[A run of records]
□ □ □
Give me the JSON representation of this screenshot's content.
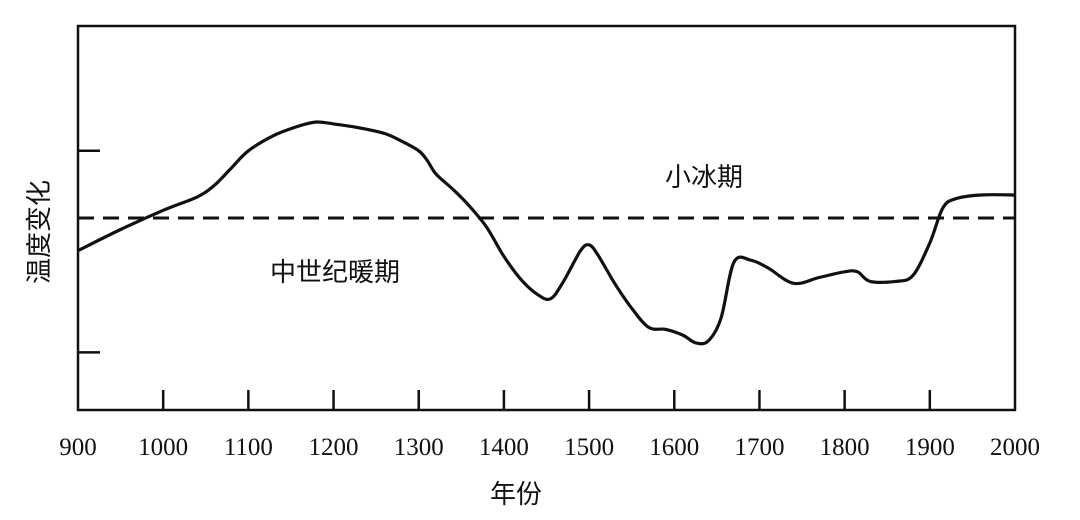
{
  "chart_data": {
    "type": "line",
    "xlabel": "年份",
    "ylabel": "温度变化",
    "xlim": [
      900,
      2000
    ],
    "ylim": [
      -1,
      1
    ],
    "x_ticks": [
      900,
      1000,
      1100,
      1200,
      1300,
      1400,
      1500,
      1600,
      1700,
      1800,
      1900,
      2000
    ],
    "y_ticks": [
      -0.7,
      0.35
    ],
    "grid": false,
    "reference_line": {
      "y": 0.0,
      "style": "dashed"
    },
    "annotations": [
      {
        "text": "小冰期",
        "x": 1680,
        "y": 0.25
      },
      {
        "text": "中世纪暖期",
        "x": 1010,
        "y": -0.35
      }
    ],
    "series": [
      {
        "x": [
          900,
          950,
          1000,
          1040,
          1060,
          1080,
          1100,
          1130,
          1160,
          1180,
          1200,
          1230,
          1260,
          1280,
          1300,
          1310,
          1320,
          1340,
          1360,
          1380,
          1400,
          1420,
          1440,
          1455,
          1470,
          1490,
          1500,
          1510,
          1530,
          1550,
          1570,
          1590,
          1610,
          1625,
          1640,
          1655,
          1670,
          1690,
          1710,
          1740,
          1770,
          1800,
          1815,
          1830,
          1860,
          1880,
          1900,
          1915,
          1930,
          1960,
          2000
        ],
        "values": [
          -0.17,
          -0.06,
          0.04,
          0.11,
          0.17,
          0.26,
          0.35,
          0.43,
          0.48,
          0.5,
          0.49,
          0.47,
          0.44,
          0.4,
          0.35,
          0.3,
          0.23,
          0.15,
          0.06,
          -0.05,
          -0.2,
          -0.32,
          -0.4,
          -0.42,
          -0.33,
          -0.17,
          -0.14,
          -0.19,
          -0.34,
          -0.47,
          -0.57,
          -0.58,
          -0.61,
          -0.65,
          -0.64,
          -0.52,
          -0.23,
          -0.22,
          -0.26,
          -0.34,
          -0.31,
          -0.28,
          -0.28,
          -0.33,
          -0.33,
          -0.3,
          -0.13,
          0.05,
          0.1,
          0.12,
          0.12
        ]
      }
    ]
  }
}
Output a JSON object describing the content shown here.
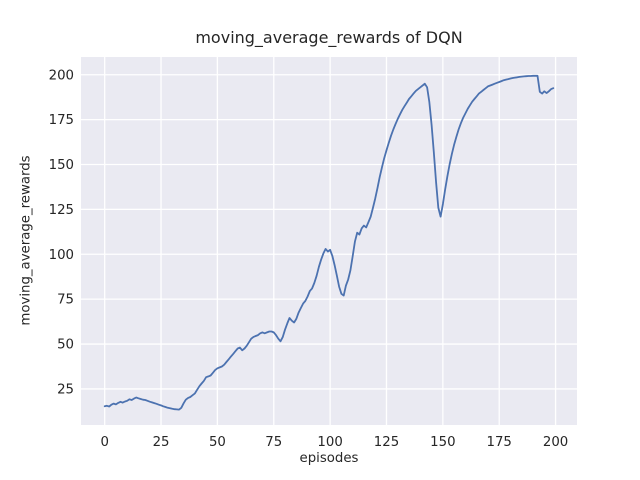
{
  "chart_data": {
    "type": "line",
    "title": "moving_average_rewards of DQN",
    "xlabel": "episodes",
    "ylabel": "moving_average_rewards",
    "grid": true,
    "legend": false,
    "xlim": [
      -10.5,
      209.5
    ],
    "ylim": [
      4.9,
      209.9
    ],
    "xticks": [
      0,
      25,
      50,
      75,
      100,
      125,
      150,
      175,
      200
    ],
    "yticks": [
      25,
      50,
      75,
      100,
      125,
      150,
      175,
      200
    ],
    "style": {
      "line_color": "#4C72B0",
      "plot_bg": "#EAEAF2",
      "fig_bg": "#FFFFFF",
      "grid_color": "#FFFFFF",
      "text_color": "#262626"
    },
    "series": [
      {
        "name": "moving_average_rewards",
        "x": [
          0,
          1,
          2,
          3,
          4,
          5,
          6,
          7,
          8,
          9,
          10,
          11,
          12,
          13,
          14,
          15,
          16,
          17,
          18,
          19,
          20,
          21,
          22,
          23,
          24,
          25,
          26,
          27,
          28,
          29,
          30,
          31,
          32,
          33,
          34,
          35,
          36,
          37,
          38,
          39,
          40,
          41,
          42,
          43,
          44,
          45,
          46,
          47,
          48,
          49,
          50,
          51,
          52,
          53,
          54,
          55,
          56,
          57,
          58,
          59,
          60,
          61,
          62,
          63,
          64,
          65,
          66,
          67,
          68,
          69,
          70,
          71,
          72,
          73,
          74,
          75,
          76,
          77,
          78,
          79,
          80,
          81,
          82,
          83,
          84,
          85,
          86,
          87,
          88,
          89,
          90,
          91,
          92,
          93,
          94,
          95,
          96,
          97,
          98,
          99,
          100,
          101,
          102,
          103,
          104,
          105,
          106,
          107,
          108,
          109,
          110,
          111,
          112,
          113,
          114,
          115,
          116,
          117,
          118,
          119,
          120,
          121,
          122,
          123,
          124,
          125,
          126,
          127,
          128,
          129,
          130,
          131,
          132,
          133,
          134,
          135,
          136,
          137,
          138,
          139,
          140,
          141,
          142,
          143,
          144,
          145,
          146,
          147,
          148,
          149,
          150,
          151,
          152,
          153,
          154,
          155,
          156,
          157,
          158,
          159,
          160,
          161,
          162,
          163,
          164,
          165,
          166,
          167,
          168,
          169,
          170,
          171,
          172,
          173,
          174,
          175,
          176,
          177,
          178,
          179,
          180,
          181,
          182,
          183,
          184,
          185,
          186,
          187,
          188,
          189,
          190,
          191,
          192,
          193,
          194,
          195,
          196,
          197,
          198,
          199
        ],
        "y": [
          15.3,
          15.6,
          15.2,
          16.2,
          16.8,
          16.4,
          17.2,
          17.8,
          17.4,
          18.0,
          18.4,
          19.2,
          18.8,
          19.6,
          20.2,
          19.8,
          19.4,
          19.0,
          18.8,
          18.4,
          17.9,
          17.5,
          17.1,
          16.7,
          16.2,
          15.8,
          15.3,
          14.9,
          14.5,
          14.2,
          13.9,
          13.7,
          13.6,
          13.5,
          14.5,
          17.0,
          19.0,
          20.0,
          20.5,
          21.5,
          22.5,
          24.5,
          26.5,
          28.0,
          29.5,
          31.5,
          32.0,
          32.5,
          34.0,
          35.5,
          36.5,
          37.0,
          37.5,
          38.5,
          40.0,
          41.5,
          43.0,
          44.5,
          46.0,
          47.5,
          48.0,
          46.5,
          47.5,
          49.0,
          51.0,
          53.0,
          54.0,
          54.5,
          55.0,
          56.0,
          56.5,
          56.0,
          56.5,
          57.0,
          57.0,
          56.5,
          55.0,
          53.0,
          51.5,
          54.0,
          58.0,
          61.5,
          64.5,
          63.0,
          62.0,
          64.0,
          67.5,
          70.0,
          72.5,
          74.0,
          76.5,
          79.5,
          81.0,
          84.0,
          88.0,
          93.0,
          97.0,
          100.5,
          103.0,
          101.5,
          102.5,
          99.0,
          94.0,
          88.0,
          82.0,
          78.0,
          77.0,
          82.5,
          86.0,
          91.0,
          99.0,
          107.0,
          112.0,
          111.0,
          114.5,
          116.0,
          115.0,
          118.0,
          121.0,
          126.0,
          131.0,
          137.0,
          143.0,
          148.5,
          153.5,
          158.0,
          162.0,
          166.0,
          169.5,
          172.5,
          175.5,
          178.0,
          180.5,
          182.5,
          184.5,
          186.5,
          188.0,
          189.5,
          191.0,
          192.0,
          193.0,
          194.0,
          195.0,
          193.0,
          185.0,
          172.0,
          157.0,
          140.0,
          126.0,
          121.0,
          128.0,
          136.0,
          143.5,
          150.0,
          156.0,
          161.0,
          165.5,
          169.5,
          173.0,
          176.0,
          178.5,
          181.0,
          183.0,
          185.0,
          186.5,
          188.0,
          189.5,
          190.5,
          191.5,
          192.5,
          193.5,
          194.0,
          194.5,
          195.0,
          195.5,
          196.0,
          196.5,
          197.0,
          197.3,
          197.6,
          197.9,
          198.2,
          198.4,
          198.6,
          198.8,
          199.0,
          199.1,
          199.2,
          199.3,
          199.3,
          199.4,
          199.4,
          199.4,
          190.5,
          189.5,
          190.8,
          189.8,
          190.8,
          192.0,
          192.5
        ]
      }
    ]
  }
}
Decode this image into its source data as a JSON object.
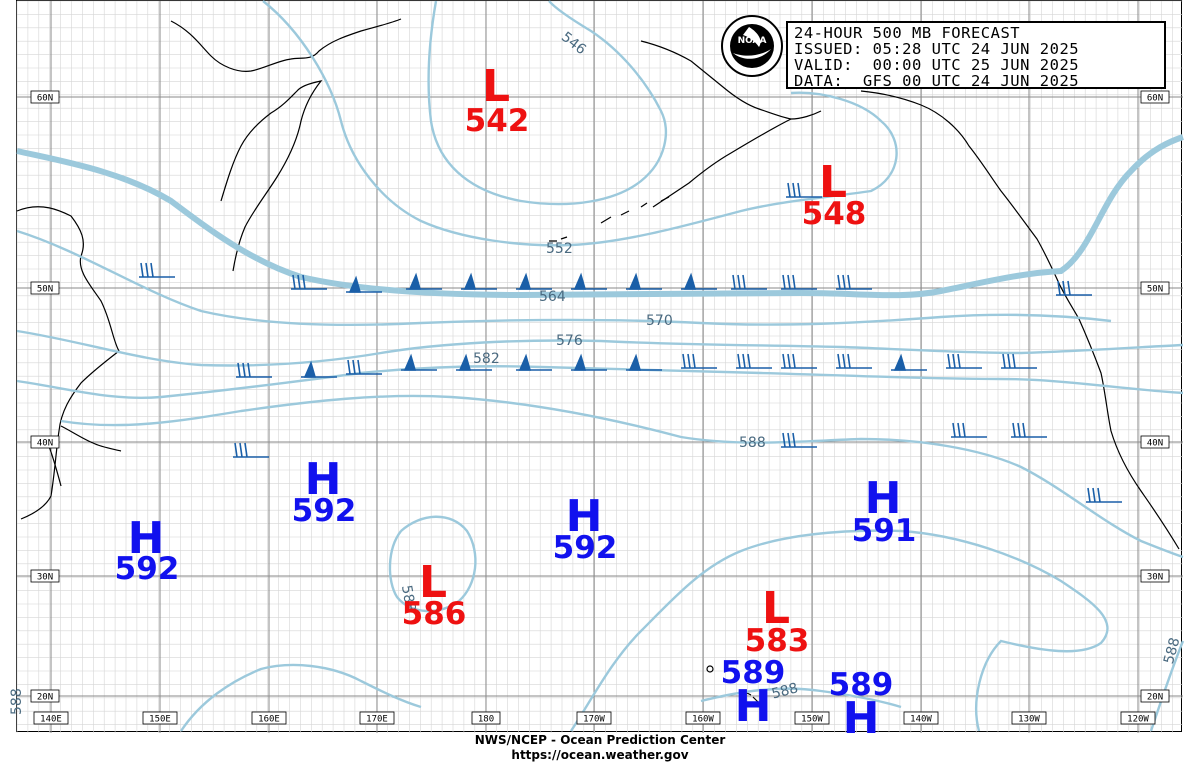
{
  "title_box": {
    "line1": "24-HOUR 500 MB FORECAST",
    "line2": "ISSUED: 05:28 UTC 24 JUN 2025",
    "line3": "VALID:  00:00 UTC 25 JUN 2025",
    "line4": "DATA:  GFS 00 UTC 24 JUN 2025"
  },
  "logo": {
    "text": "NOAA"
  },
  "footer": {
    "line1": "NWS/NCEP - Ocean Prediction Center",
    "line2": "https://ocean.weather.gov"
  },
  "longitude_labels": [
    "140E",
    "150E",
    "160E",
    "170E",
    "180",
    "170W",
    "160W",
    "150W",
    "140W",
    "130W",
    "120W"
  ],
  "latitude_labels": [
    "60N",
    "50N",
    "40N",
    "30N",
    "20N"
  ],
  "contour_labels": [
    "546",
    "552",
    "564",
    "570",
    "576",
    "582",
    "588",
    "588",
    "588",
    "588",
    "588"
  ],
  "systems": [
    {
      "type": "L",
      "value": "542",
      "color": "#ee1111"
    },
    {
      "type": "L",
      "value": "548",
      "color": "#ee1111"
    },
    {
      "type": "L",
      "value": "586",
      "color": "#ee1111"
    },
    {
      "type": "L",
      "value": "583",
      "color": "#ee1111"
    },
    {
      "type": "H",
      "value": "592",
      "color": "#1111ee"
    },
    {
      "type": "H",
      "value": "592",
      "color": "#1111ee"
    },
    {
      "type": "H",
      "value": "592",
      "color": "#1111ee"
    },
    {
      "type": "H",
      "value": "591",
      "color": "#1111ee"
    },
    {
      "type": "H",
      "value": "589",
      "color": "#1111ee"
    },
    {
      "type": "H",
      "value": "589",
      "color": "#1111ee"
    }
  ],
  "colors": {
    "contour": "#9cc9dc",
    "contour_label": "#4a6a80",
    "coast": "#000000",
    "grid_major": "#8a8a8a",
    "grid_minor": "#cfcfcf",
    "wind_barb": "#1a5fa8",
    "low": "#ee1111",
    "high": "#1111ee"
  }
}
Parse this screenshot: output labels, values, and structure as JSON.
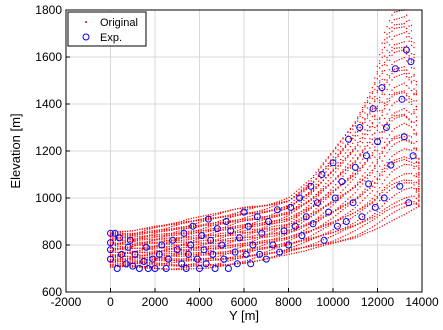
{
  "chart_data": {
    "type": "scatter",
    "title": "",
    "xlabel": "Y [m]",
    "ylabel": "Elevation [m]",
    "xlim": [
      -2000,
      14000
    ],
    "ylim": [
      600,
      1800
    ],
    "xticks": [
      -2000,
      0,
      2000,
      4000,
      6000,
      8000,
      10000,
      12000,
      14000
    ],
    "yticks": [
      600,
      800,
      1000,
      1200,
      1400,
      1600,
      1800
    ],
    "xtick_labels": [
      "-2000",
      "0",
      "2000",
      "4000",
      "6000",
      "8000",
      "10000",
      "12000",
      "14000"
    ],
    "ytick_labels": [
      "600",
      "800",
      "1000",
      "1200",
      "1400",
      "1600",
      "1800"
    ],
    "grid": true,
    "legend_position": "top-left",
    "series": [
      {
        "name": "Original",
        "marker": "dot",
        "color": "#ff0000",
        "note": "dense point cloud; profile lines sampled between upper and lower envelopes",
        "upper_envelope": [
          [
            0,
            855
          ],
          [
            1000,
            860
          ],
          [
            2000,
            880
          ],
          [
            3000,
            900
          ],
          [
            4000,
            920
          ],
          [
            5000,
            940
          ],
          [
            6000,
            960
          ],
          [
            7000,
            975
          ],
          [
            8000,
            1000
          ],
          [
            9000,
            1080
          ],
          [
            10000,
            1200
          ],
          [
            11000,
            1330
          ],
          [
            11800,
            1480
          ],
          [
            12300,
            1700
          ],
          [
            12700,
            1790
          ],
          [
            13200,
            1800
          ],
          [
            13600,
            1720
          ],
          [
            13800,
            1420
          ],
          [
            13900,
            1000
          ]
        ],
        "lower_envelope": [
          [
            0,
            705
          ],
          [
            1000,
            705
          ],
          [
            2000,
            700
          ],
          [
            3000,
            695
          ],
          [
            4000,
            700
          ],
          [
            5000,
            705
          ],
          [
            6000,
            720
          ],
          [
            7000,
            740
          ],
          [
            8000,
            760
          ],
          [
            9000,
            780
          ],
          [
            10000,
            800
          ],
          [
            11000,
            830
          ],
          [
            12000,
            870
          ],
          [
            13000,
            920
          ],
          [
            13900,
            960
          ]
        ]
      },
      {
        "name": "Exp.",
        "marker": "circle",
        "color": "#0000ff",
        "points": [
          [
            0,
            850
          ],
          [
            0,
            810
          ],
          [
            0,
            780
          ],
          [
            0,
            740
          ],
          [
            200,
            850
          ],
          [
            300,
            700
          ],
          [
            400,
            830
          ],
          [
            500,
            760
          ],
          [
            700,
            720
          ],
          [
            800,
            790
          ],
          [
            900,
            820
          ],
          [
            1000,
            710
          ],
          [
            1100,
            760
          ],
          [
            1300,
            700
          ],
          [
            1500,
            730
          ],
          [
            1600,
            790
          ],
          [
            1700,
            700
          ],
          [
            1900,
            740
          ],
          [
            2000,
            700
          ],
          [
            2200,
            760
          ],
          [
            2300,
            800
          ],
          [
            2500,
            700
          ],
          [
            2600,
            740
          ],
          [
            2800,
            820
          ],
          [
            3000,
            780
          ],
          [
            3200,
            720
          ],
          [
            3300,
            850
          ],
          [
            3400,
            700
          ],
          [
            3500,
            760
          ],
          [
            3600,
            800
          ],
          [
            3700,
            880
          ],
          [
            3900,
            740
          ],
          [
            4000,
            700
          ],
          [
            4100,
            840
          ],
          [
            4200,
            780
          ],
          [
            4300,
            720
          ],
          [
            4400,
            910
          ],
          [
            4500,
            820
          ],
          [
            4600,
            760
          ],
          [
            4700,
            700
          ],
          [
            4800,
            870
          ],
          [
            5000,
            800
          ],
          [
            5100,
            740
          ],
          [
            5200,
            900
          ],
          [
            5300,
            700
          ],
          [
            5400,
            860
          ],
          [
            5600,
            770
          ],
          [
            5700,
            720
          ],
          [
            5800,
            830
          ],
          [
            6000,
            940
          ],
          [
            6100,
            760
          ],
          [
            6200,
            880
          ],
          [
            6300,
            720
          ],
          [
            6400,
            800
          ],
          [
            6600,
            920
          ],
          [
            6700,
            760
          ],
          [
            6800,
            850
          ],
          [
            7000,
            740
          ],
          [
            7100,
            900
          ],
          [
            7300,
            800
          ],
          [
            7500,
            950
          ],
          [
            7600,
            770
          ],
          [
            7800,
            860
          ],
          [
            8000,
            800
          ],
          [
            8100,
            960
          ],
          [
            8300,
            880
          ],
          [
            8500,
            1000
          ],
          [
            8600,
            840
          ],
          [
            8800,
            920
          ],
          [
            9000,
            1050
          ],
          [
            9100,
            890
          ],
          [
            9300,
            980
          ],
          [
            9500,
            1100
          ],
          [
            9600,
            820
          ],
          [
            9800,
            940
          ],
          [
            10000,
            1150
          ],
          [
            10100,
            1000
          ],
          [
            10200,
            880
          ],
          [
            10400,
            1070
          ],
          [
            10600,
            900
          ],
          [
            10700,
            1250
          ],
          [
            10900,
            980
          ],
          [
            11000,
            1130
          ],
          [
            11200,
            1300
          ],
          [
            11300,
            920
          ],
          [
            11500,
            1180
          ],
          [
            11600,
            1060
          ],
          [
            11800,
            1380
          ],
          [
            11900,
            960
          ],
          [
            12000,
            1240
          ],
          [
            12200,
            1470
          ],
          [
            12300,
            1000
          ],
          [
            12400,
            1300
          ],
          [
            12600,
            1140
          ],
          [
            12800,
            1550
          ],
          [
            13000,
            1050
          ],
          [
            13100,
            1420
          ],
          [
            13200,
            1260
          ],
          [
            13300,
            1630
          ],
          [
            13400,
            980
          ],
          [
            13500,
            1580
          ],
          [
            13600,
            1180
          ]
        ]
      }
    ]
  }
}
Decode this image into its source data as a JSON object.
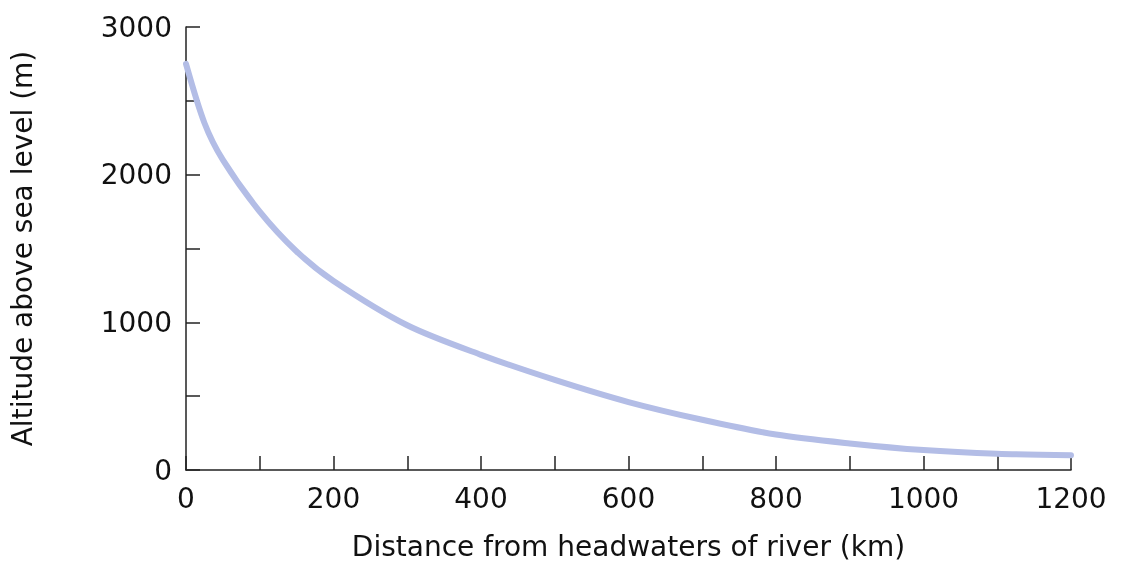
{
  "chart_data": {
    "type": "line",
    "xlabel": "Distance from headwaters of river (km)",
    "ylabel": "Altitude above sea level (m)",
    "x": [
      0,
      25,
      50,
      100,
      150,
      200,
      300,
      400,
      500,
      600,
      700,
      800,
      900,
      1000,
      1100,
      1200
    ],
    "series": [
      {
        "color": "#b3bde6",
        "values": [
          2750,
          2350,
          2100,
          1750,
          1480,
          1280,
          980,
          780,
          610,
          460,
          340,
          240,
          180,
          135,
          110,
          100
        ]
      }
    ],
    "xlim": [
      0,
      1200
    ],
    "xticks": [
      0,
      {
        "value": 100,
        "label": null
      },
      200,
      {
        "value": 300,
        "label": null
      },
      400,
      {
        "value": 500,
        "label": null
      },
      600,
      {
        "value": 700,
        "label": null
      },
      800,
      {
        "value": 900,
        "label": null
      },
      1000,
      {
        "value": 1100,
        "label": null
      },
      1200
    ],
    "ylim": [
      0,
      3000
    ],
    "yticks": [
      0,
      {
        "value": 500,
        "label": null
      },
      1000,
      {
        "value": 1500,
        "label": null
      },
      2000,
      {
        "value": 2500,
        "label": null
      },
      3000
    ],
    "grid": false,
    "marker": "none",
    "line_style": "solid"
  }
}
□ □ □
Exercise prompt – In the records above, locate each line with the word "this". Copy all such lines.

The answer –
Give me the JSON representation of this screenshot's content.
Decode this image into its source data as a JSON object.
Parse this screenshot: output labels, values, and structure as JSON.
Decode this image into its source data as a JSON object.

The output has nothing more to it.